* DATASET EXTRACT:

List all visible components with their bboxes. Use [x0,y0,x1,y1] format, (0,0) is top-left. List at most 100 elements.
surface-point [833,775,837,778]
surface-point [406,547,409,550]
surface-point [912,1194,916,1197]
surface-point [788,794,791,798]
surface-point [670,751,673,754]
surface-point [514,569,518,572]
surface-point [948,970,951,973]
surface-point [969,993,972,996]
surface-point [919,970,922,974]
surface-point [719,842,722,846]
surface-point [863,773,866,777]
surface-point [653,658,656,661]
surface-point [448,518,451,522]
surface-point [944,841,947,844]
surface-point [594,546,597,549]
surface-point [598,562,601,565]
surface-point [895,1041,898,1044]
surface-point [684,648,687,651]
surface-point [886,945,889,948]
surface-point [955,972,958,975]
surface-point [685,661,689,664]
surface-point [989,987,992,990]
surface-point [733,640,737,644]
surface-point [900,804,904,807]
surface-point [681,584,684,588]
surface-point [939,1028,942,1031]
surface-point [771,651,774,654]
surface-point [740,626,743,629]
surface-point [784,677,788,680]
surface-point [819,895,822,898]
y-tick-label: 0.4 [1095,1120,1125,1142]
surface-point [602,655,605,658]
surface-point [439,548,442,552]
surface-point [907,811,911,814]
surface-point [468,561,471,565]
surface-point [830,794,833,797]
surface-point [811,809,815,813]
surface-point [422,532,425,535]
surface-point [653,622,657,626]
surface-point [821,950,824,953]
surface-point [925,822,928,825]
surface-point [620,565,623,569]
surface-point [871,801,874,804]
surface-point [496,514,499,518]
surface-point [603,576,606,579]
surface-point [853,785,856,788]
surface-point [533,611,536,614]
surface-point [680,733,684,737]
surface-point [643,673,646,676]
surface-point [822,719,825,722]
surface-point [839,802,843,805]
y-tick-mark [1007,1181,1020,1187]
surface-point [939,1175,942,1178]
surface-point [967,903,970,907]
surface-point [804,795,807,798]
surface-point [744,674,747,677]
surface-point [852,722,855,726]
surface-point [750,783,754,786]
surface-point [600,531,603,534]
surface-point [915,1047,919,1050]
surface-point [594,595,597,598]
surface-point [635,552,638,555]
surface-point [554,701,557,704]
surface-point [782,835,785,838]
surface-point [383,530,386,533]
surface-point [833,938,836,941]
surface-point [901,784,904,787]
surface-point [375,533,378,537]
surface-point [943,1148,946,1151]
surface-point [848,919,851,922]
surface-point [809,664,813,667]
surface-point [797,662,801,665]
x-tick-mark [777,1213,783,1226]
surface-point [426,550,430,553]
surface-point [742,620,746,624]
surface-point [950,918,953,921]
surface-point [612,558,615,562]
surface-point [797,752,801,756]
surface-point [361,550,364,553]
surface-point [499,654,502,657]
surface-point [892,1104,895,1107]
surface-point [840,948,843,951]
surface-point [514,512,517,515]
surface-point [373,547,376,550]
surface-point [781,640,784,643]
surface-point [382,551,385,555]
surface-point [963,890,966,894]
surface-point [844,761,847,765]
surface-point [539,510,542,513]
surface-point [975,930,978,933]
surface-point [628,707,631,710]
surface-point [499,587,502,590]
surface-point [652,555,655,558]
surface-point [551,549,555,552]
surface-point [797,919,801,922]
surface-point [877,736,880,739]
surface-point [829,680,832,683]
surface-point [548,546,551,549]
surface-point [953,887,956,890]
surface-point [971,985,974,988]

* INSTRUCTIONS FOR THE TASK:
Quote word for word the part of the items above that opens with their first line and closes with the line containing "surface-point [375,533,378,537]", keeping both of those lines.

* RESULT:
List all visible components with their bboxes. Use [x0,y0,x1,y1] format, (0,0) is top-left. List at most 100 elements.
surface-point [833,775,837,778]
surface-point [406,547,409,550]
surface-point [912,1194,916,1197]
surface-point [788,794,791,798]
surface-point [670,751,673,754]
surface-point [514,569,518,572]
surface-point [948,970,951,973]
surface-point [969,993,972,996]
surface-point [919,970,922,974]
surface-point [719,842,722,846]
surface-point [863,773,866,777]
surface-point [653,658,656,661]
surface-point [448,518,451,522]
surface-point [944,841,947,844]
surface-point [594,546,597,549]
surface-point [598,562,601,565]
surface-point [895,1041,898,1044]
surface-point [684,648,687,651]
surface-point [886,945,889,948]
surface-point [955,972,958,975]
surface-point [685,661,689,664]
surface-point [989,987,992,990]
surface-point [733,640,737,644]
surface-point [900,804,904,807]
surface-point [681,584,684,588]
surface-point [939,1028,942,1031]
surface-point [771,651,774,654]
surface-point [740,626,743,629]
surface-point [784,677,788,680]
surface-point [819,895,822,898]
y-tick-label: 0.4 [1095,1120,1125,1142]
surface-point [602,655,605,658]
surface-point [439,548,442,552]
surface-point [907,811,911,814]
surface-point [468,561,471,565]
surface-point [830,794,833,797]
surface-point [811,809,815,813]
surface-point [422,532,425,535]
surface-point [653,622,657,626]
surface-point [821,950,824,953]
surface-point [925,822,928,825]
surface-point [620,565,623,569]
surface-point [871,801,874,804]
surface-point [496,514,499,518]
surface-point [603,576,606,579]
surface-point [853,785,856,788]
surface-point [533,611,536,614]
surface-point [680,733,684,737]
surface-point [643,673,646,676]
surface-point [822,719,825,722]
surface-point [839,802,843,805]
y-tick-mark [1007,1181,1020,1187]
surface-point [939,1175,942,1178]
surface-point [967,903,970,907]
surface-point [804,795,807,798]
surface-point [744,674,747,677]
surface-point [852,722,855,726]
surface-point [750,783,754,786]
surface-point [600,531,603,534]
surface-point [915,1047,919,1050]
surface-point [594,595,597,598]
surface-point [635,552,638,555]
surface-point [554,701,557,704]
surface-point [782,835,785,838]
surface-point [383,530,386,533]
surface-point [833,938,836,941]
surface-point [901,784,904,787]
surface-point [375,533,378,537]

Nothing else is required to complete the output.